--- Start of Provided records ---
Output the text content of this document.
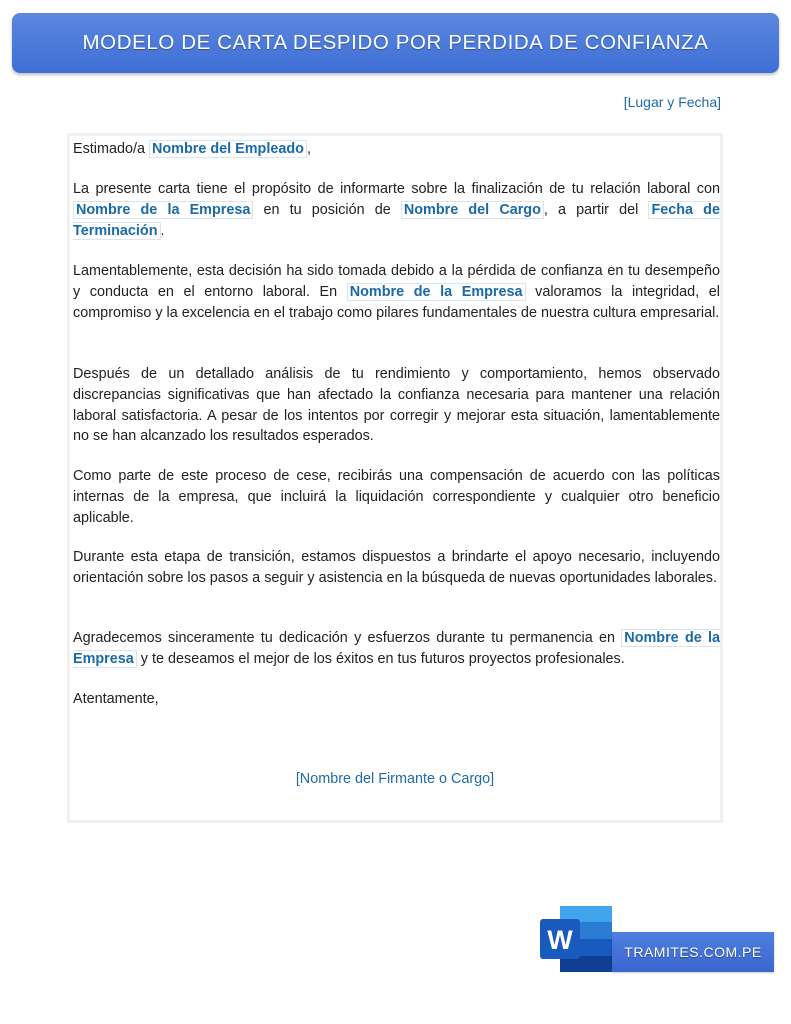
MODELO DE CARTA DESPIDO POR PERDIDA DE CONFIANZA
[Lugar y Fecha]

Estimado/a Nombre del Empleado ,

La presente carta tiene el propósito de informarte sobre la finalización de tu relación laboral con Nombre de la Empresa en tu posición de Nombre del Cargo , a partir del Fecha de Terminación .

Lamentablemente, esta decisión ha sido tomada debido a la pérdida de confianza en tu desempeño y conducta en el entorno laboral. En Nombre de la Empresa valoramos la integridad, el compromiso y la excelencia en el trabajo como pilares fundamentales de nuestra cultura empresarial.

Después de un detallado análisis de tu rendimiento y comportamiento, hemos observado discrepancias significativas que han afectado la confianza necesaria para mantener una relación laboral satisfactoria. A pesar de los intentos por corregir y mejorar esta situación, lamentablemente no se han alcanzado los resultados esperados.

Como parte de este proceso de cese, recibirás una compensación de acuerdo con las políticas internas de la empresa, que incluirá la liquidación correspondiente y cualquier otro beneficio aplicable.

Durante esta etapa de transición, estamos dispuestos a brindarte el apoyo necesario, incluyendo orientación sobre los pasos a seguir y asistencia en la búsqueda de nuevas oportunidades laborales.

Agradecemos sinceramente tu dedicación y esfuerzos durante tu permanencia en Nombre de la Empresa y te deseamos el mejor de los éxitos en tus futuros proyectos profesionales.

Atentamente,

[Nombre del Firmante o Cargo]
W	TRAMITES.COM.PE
--- End of Provided records ---
Exercise requirements:
Every record must be copied exactly, with images dropped from the result.

Output of the exercise:
Output the text content of this document.
MODELO DE CARTA DESPIDO POR PERDIDA DE CONFIANZA
[Lugar y Fecha]

Estimado/a Nombre del Empleado ,

La presente carta tiene el propósito de informarte sobre la finalización de tu relación laboral con Nombre de la Empresa en tu posición de Nombre del Cargo , a partir del Fecha de Terminación .

Lamentablemente, esta decisión ha sido tomada debido a la pérdida de confianza en tu desempeño y conducta en el entorno laboral. En Nombre de la Empresa valoramos la integridad, el compromiso y la excelencia en el trabajo como pilares fundamentales de nuestra cultura empresarial.

Después de un detallado análisis de tu rendimiento y comportamiento, hemos observado discrepancias significativas que han afectado la confianza necesaria para mantener una relación laboral satisfactoria. A pesar de los intentos por corregir y mejorar esta situación, lamentablemente no se han alcanzado los resultados esperados.

Como parte de este proceso de cese, recibirás una compensación de acuerdo con las políticas internas de la empresa, que incluirá la liquidación correspondiente y cualquier otro beneficio aplicable.

Durante esta etapa de transición, estamos dispuestos a brindarte el apoyo necesario, incluyendo orientación sobre los pasos a seguir y asistencia en la búsqueda de nuevas oportunidades laborales.

Agradecemos sinceramente tu dedicación y esfuerzos durante tu permanencia en Nombre de la Empresa y te deseamos el mejor de los éxitos en tus futuros proyectos profesionales.

Atentamente,

[Nombre del Firmante o Cargo]
W	TRAMITES.COM.PE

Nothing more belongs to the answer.